** Start of Listed records **

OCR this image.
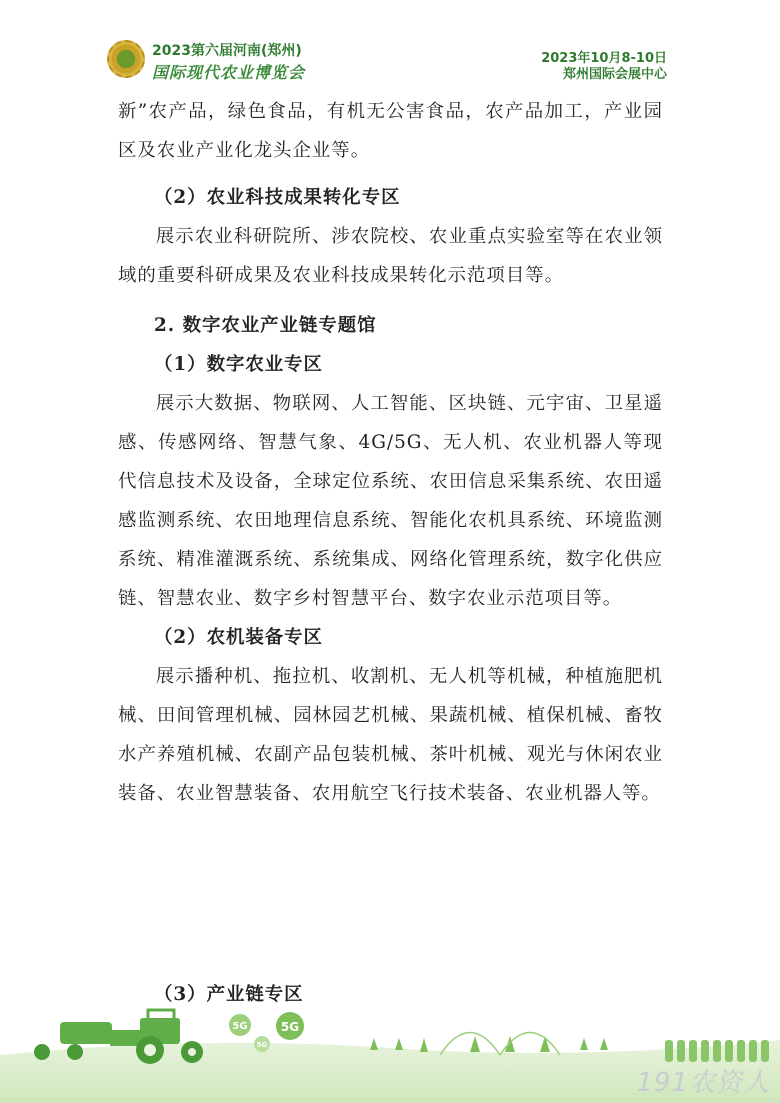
2023第六届河南(郑州)
国际现代农业博览会
2023年10月8-10日
郑州国际会展中心

新”农产品，绿色食品，有机无公害食品，农产品加工，产业园区及农业产业化龙头企业等。

（2）农业科技成果转化专区

展示农业科研院所、涉农院校、农业重点实验室等在农业领域的重要科研成果及农业科技成果转化示范项目等。

2. 数字农业产业链专题馆

（1）数字农业专区

展示大数据、物联网、人工智能、区块链、元宇宙、卫星遥感、传感网络、智慧气象、4G/5G、无人机、农业机器人等现代信息技术及设备，全球定位系统、农田信息采集系统、农田遥感监测系统、农田地理信息系统、智能化农机具系统、环境监测系统、精准灌溉系统、系统集成、网络化管理系统，数字化供应链、智慧农业、数字乡村智慧平台、数字农业示范项目等。

（2）农机装备专区

展示播种机、拖拉机、收割机、无人机等机械，种植施肥机械、田间管理机械、园林园艺机械、果蔬机械、植保机械、畜牧水产养殖机械、农副产品包装机械、茶叶机械、观光与休闲农业装备、农业智慧装备、农用航空飞行技术装备、农业机器人等。

（3）产业链专区
5G	5G
5G
191农资人
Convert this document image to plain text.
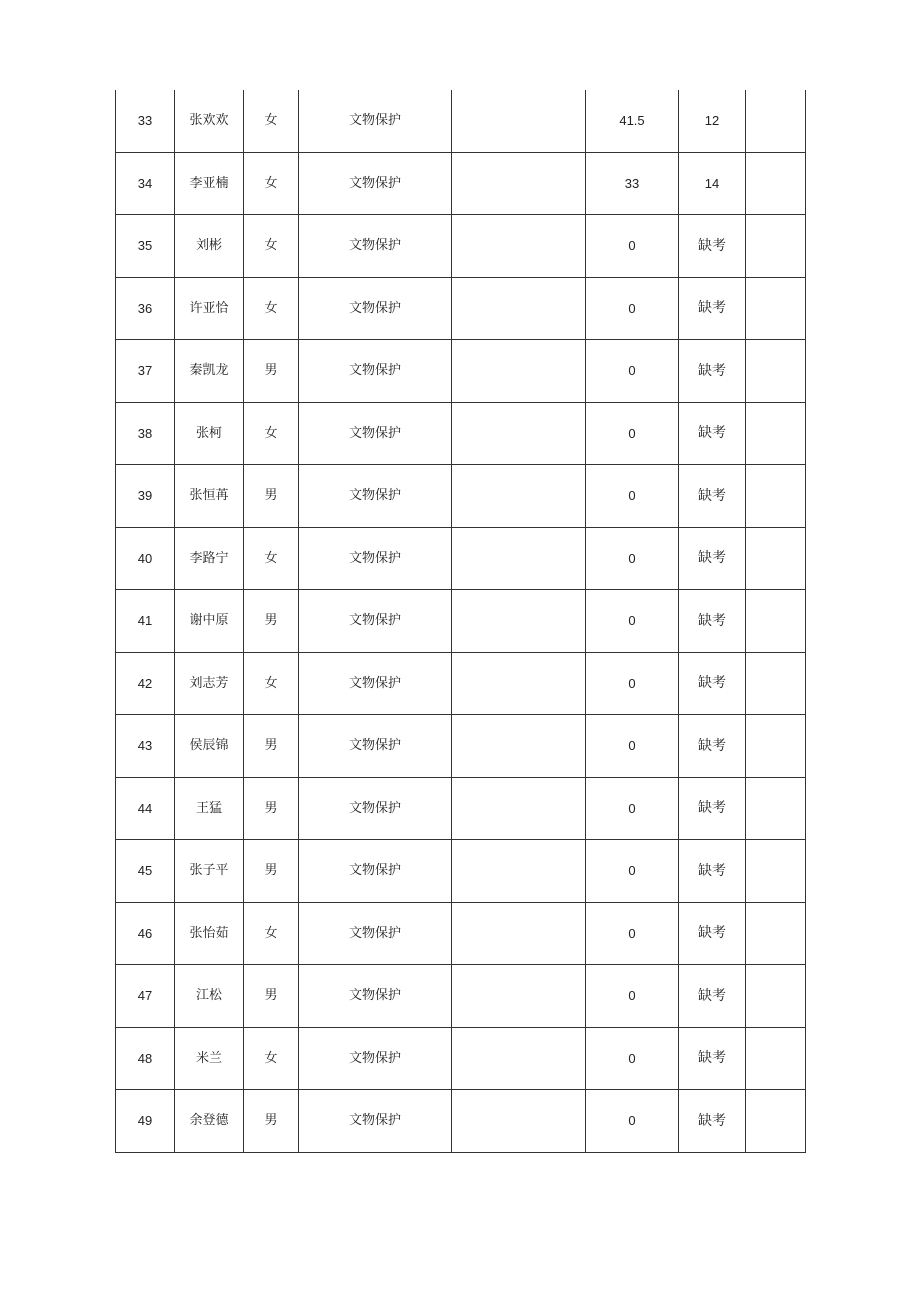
33	张欢欢	女	文物保护		41.5	12	
34	李亚楠	女	文物保护		33	14	
35	刘彬	女	文物保护		0	缺考	
36	许亚恰	女	文物保护		0	缺考	
37	秦凯龙	男	文物保护		0	缺考	
38	张柯	女	文物保护		0	缺考	
39	张恒苒	男	文物保护		0	缺考	
40	李路宁	女	文物保护		0	缺考	
41	谢中原	男	文物保护		0	缺考	
42	刘志芳	女	文物保护		0	缺考	
43	侯辰锦	男	文物保护		0	缺考	
44	王猛	男	文物保护		0	缺考	
45	张子平	男	文物保护		0	缺考	
46	张怡茹	女	文物保护		0	缺考	
47	江松	男	文物保护		0	缺考	
48	米兰	女	文物保护		0	缺考	
49	余登德	男	文物保护		0	缺考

** End of Listed records **

_What you need to do_
Show every line above in which the word "image" occurs.

_Answer below_
OCR this image.
Convert this document image to plain text.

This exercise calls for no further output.